> _The exercise_: Examine the entries and show every line in which the word "rests" is found.

> _Records for this exercise_:
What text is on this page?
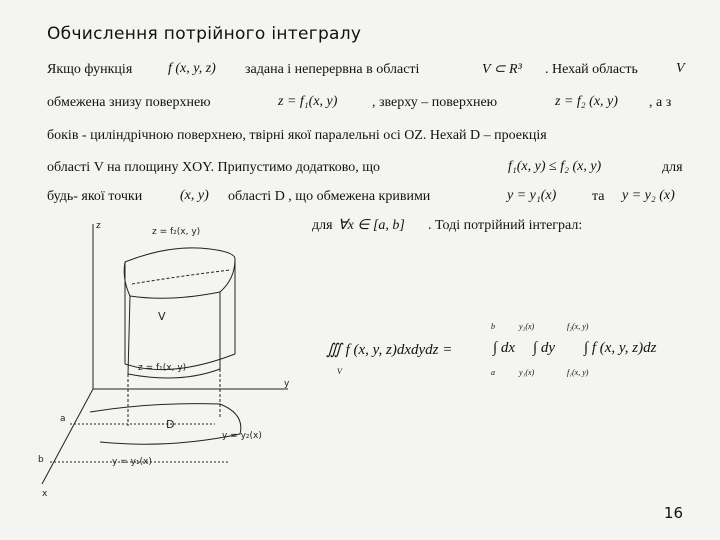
Обчислення потрійного інтегралу
Якщо функція	f (x, y, z) задана і неперервна в області	V ⊂ R³ . Нехай область	V
обмежена знизу поверхнею	z = f₁(x, y) , зверху – поверхнею	z = f₂ (x, y) , а з
боків - циліндрічною поверхнею, твірні якої паралельні осі OZ. Нехай D – проекція
області V на площину XOY. Припустимо додатково, що	f₁(x, y) ≤ f₂ (x, y)	для
будь- якої точки	(x, y) області D , що обмежена кривими	y = y₁(x)	та y = y₂ (x)
для ∀x ∈ [a, b] . Тоді потрійний інтеграл:
∭ f (x, y, z)dxdydz =
V
b
a
∫ dx
y₂(x)
y₁(x)
∫ dy
f₂(x, y)
f₁(x, y)
∫ f (x, y, z)dz
z
y
x
a
b
V
D
z = f₂(x, y)
z = f₁(x, y)
y = y₁(x)
y = y₂(x)
16
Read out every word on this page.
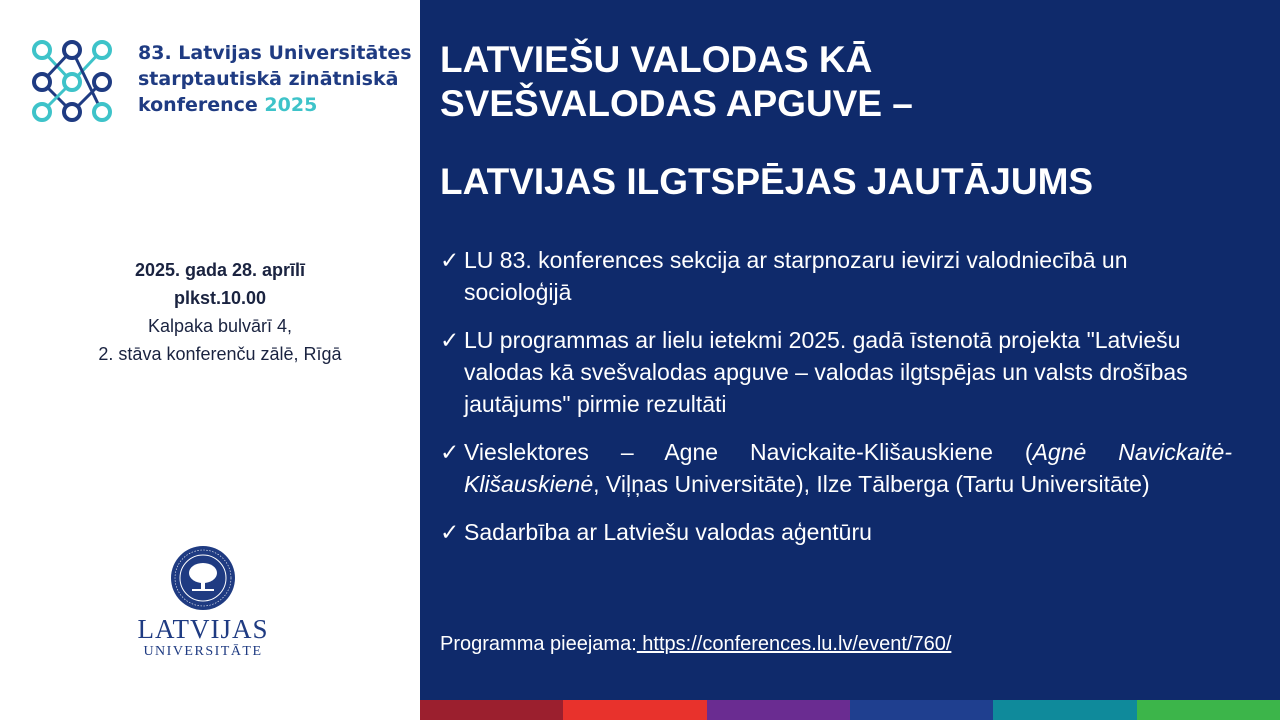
83. Latvijas Universitātes
starptautiskā zinātniskā
konference 2025
2025. gada 28. aprīlī
plkst.10.00
Kalpaka bulvārī 4,
2. stāva konferenču zālē, Rīgā
LATVIJAS
UNIVERSITĀTE
LATVIEŠU VALODAS KĀ
SVEŠVALODAS APGUVE –
LATVIJAS ILGTSPĒJAS JAUTĀJUMS
✓ LU 83. konferences sekcija ar starpnozaru ievirzi valodniecībā un socioloģijā
✓ LU programmas ar lielu ietekmi 2025. gadā īstenotā projekta "Latviešu valodas kā svešvalodas apguve – valodas ilgtspējas un valsts drošības jautājums" pirmie rezultāti
✓ Vieslektores – Agne Navickaite-Klišauskiene (Agnė Navickaitė-Klišauskienė, Viļņas Universitāte), Ilze Tālberga (Tartu Universitāte)
✓ Sadarbība ar Latviešu valodas aģentūru
Programma pieejama: https://conferences.lu.lv/event/760/
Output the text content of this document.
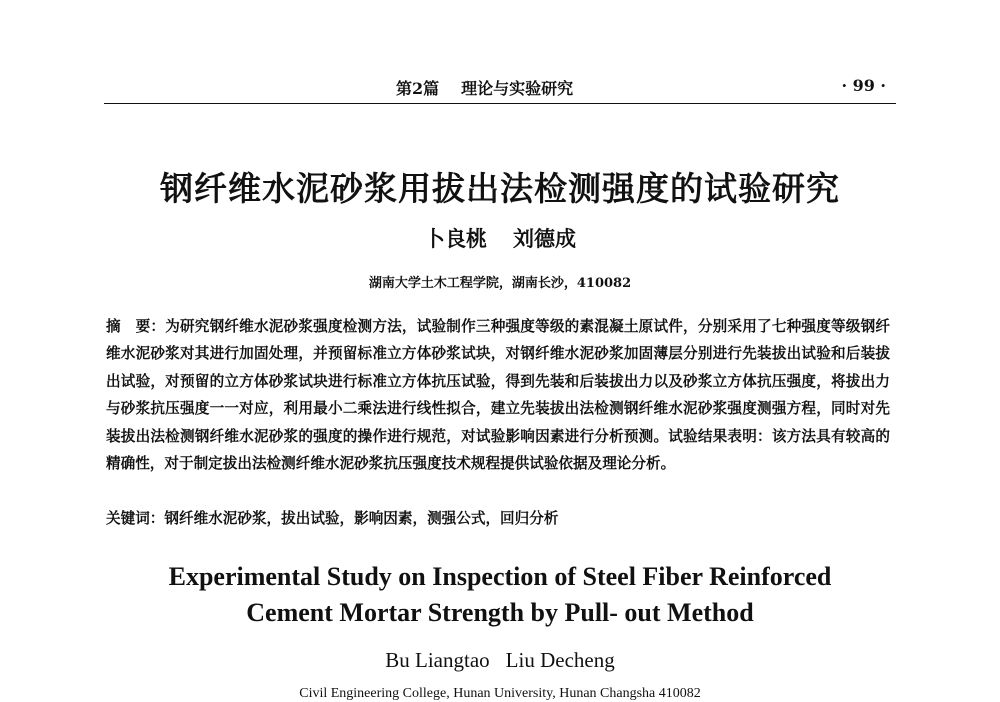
第2篇 理论与实验研究	· 99 ·
钢纤维水泥砂浆用拔出法检测强度的试验研究
卜良桃 刘德成
湖南大学土木工程学院，湖南长沙，410082
摘　要：为研究钢纤维水泥砂浆强度检测方法，试验制作三种强度等级的素混凝土原试件，分别采用了七种强度等级钢纤维水泥砂浆对其进行加固处理，并预留标准立方体砂浆试块，对钢纤维水泥砂浆加固薄层分别进行先装拔出试验和后装拔出试验，对预留的立方体砂浆试块进行标准立方体抗压试验，得到先装和后装拔出力以及砂浆立方体抗压强度，将拔出力与砂浆抗压强度一一对应，利用最小二乘法进行线性拟合，建立先装拔出法检测钢纤维水泥砂浆强度测强方程，同时对先装拔出法检测钢纤维水泥砂浆的强度的操作进行规范，对试验影响因素进行分析预测。试验结果表明：该方法具有较高的精确性，对于制定拔出法检测纤维水泥砂浆抗压强度技术规程提供试验依据及理论分析。
关键词：钢纤维水泥砂浆，拔出试验，影响因素，测强公式，回归分析
Experimental Study on Inspection of Steel Fiber Reinforced
Cement Mortar Strength by Pull- out Method
Bu Liangtao Liu Decheng
Civil Engineering College, Hunan University, Hunan Changsha 410082
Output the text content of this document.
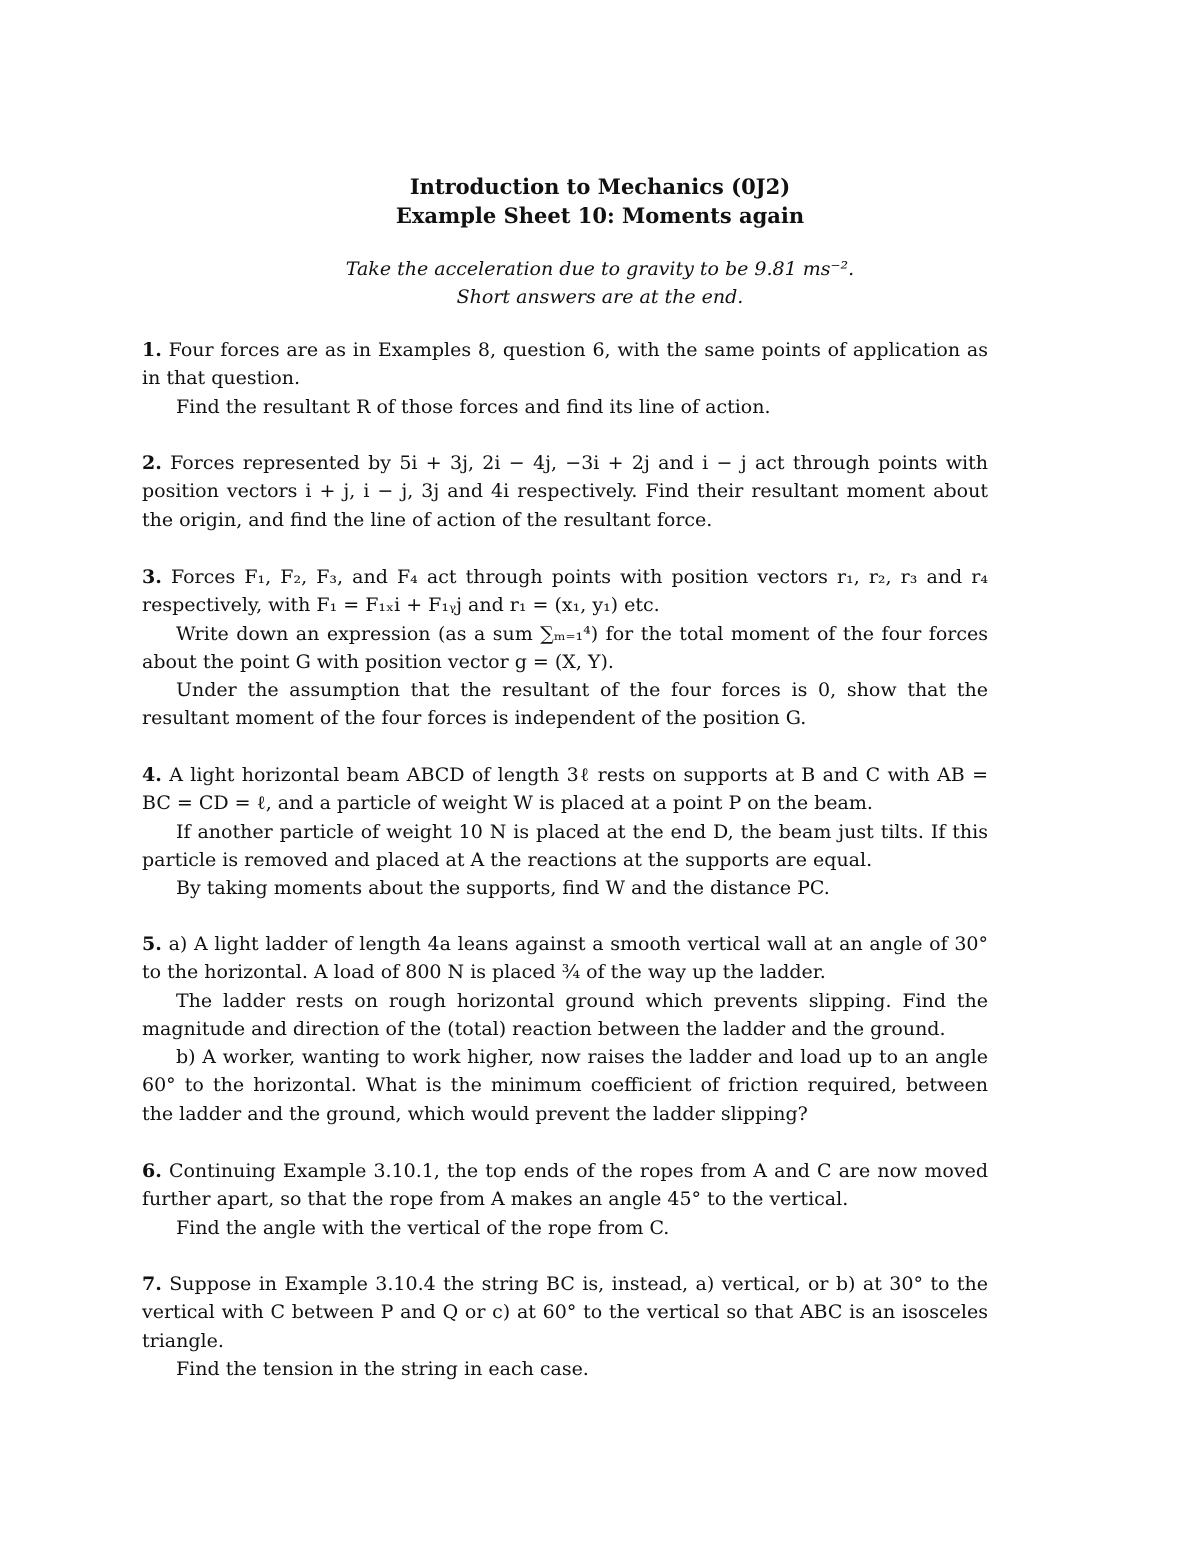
Introduction to Mechanics (0J2)
Example Sheet 10: Moments again
Take the acceleration due to gravity to be 9.81 ms⁻².
Short answers are at the end.

1. Four forces are as in Examples 8, question 6, with the same points of application as in that question.

Find the resultant R of those forces and find its line of action.

2. Forces represented by 5i + 3j, 2i − 4j, −3i + 2j and i − j act through points with position vectors i + j, i − j, 3j and 4i respectively. Find their resultant moment about the origin, and find the line of action of the resultant force.

3. Forces F₁, F₂, F₃, and F₄ act through points with position vectors r₁, r₂, r₃ and r₄ respectively, with F₁ = F₁ₓi + F₁ᵧj and r₁ = (x₁, y₁) etc.

Write down an expression (as a sum ∑ₘ₌₁⁴) for the total moment of the four forces about the point G with position vector g = (X, Y).

Under the assumption that the resultant of the four forces is 0, show that the resultant moment of the four forces is independent of the position G.

4. A light horizontal beam ABCD of length 3ℓ rests on supports at B and C with AB = BC = CD = ℓ, and a particle of weight W is placed at a point P on the beam.

If another particle of weight 10 N is placed at the end D, the beam just tilts. If this particle is removed and placed at A the reactions at the supports are equal.

By taking moments about the supports, find W and the distance PC.

5. a) A light ladder of length 4a leans against a smooth vertical wall at an angle of 30° to the horizontal. A load of 800 N is placed ¾ of the way up the ladder.

The ladder rests on rough horizontal ground which prevents slipping. Find the magnitude and direction of the (total) reaction between the ladder and the ground.

b) A worker, wanting to work higher, now raises the ladder and load up to an angle 60° to the horizontal. What is the minimum coefficient of friction required, between the ladder and the ground, which would prevent the ladder slipping?

6. Continuing Example 3.10.1, the top ends of the ropes from A and C are now moved further apart, so that the rope from A makes an angle 45° to the vertical.

Find the angle with the vertical of the rope from C.

7. Suppose in Example 3.10.4 the string BC is, instead, a) vertical, or b) at 30° to the vertical with C between P and Q or c) at 60° to the vertical so that ABC is an isosceles triangle.

Find the tension in the string in each case.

> _Exercise response_:
4. A light horizontal beam ABCD of length 3ℓ rests on supports at B and C with AB = BC = CD = ℓ, and a particle of weight W is placed at a point P on the beam.
The ladder rests on rough horizontal ground which prevents slipping. Find the magnitude and direction of the (total) reaction between the ladder and the ground.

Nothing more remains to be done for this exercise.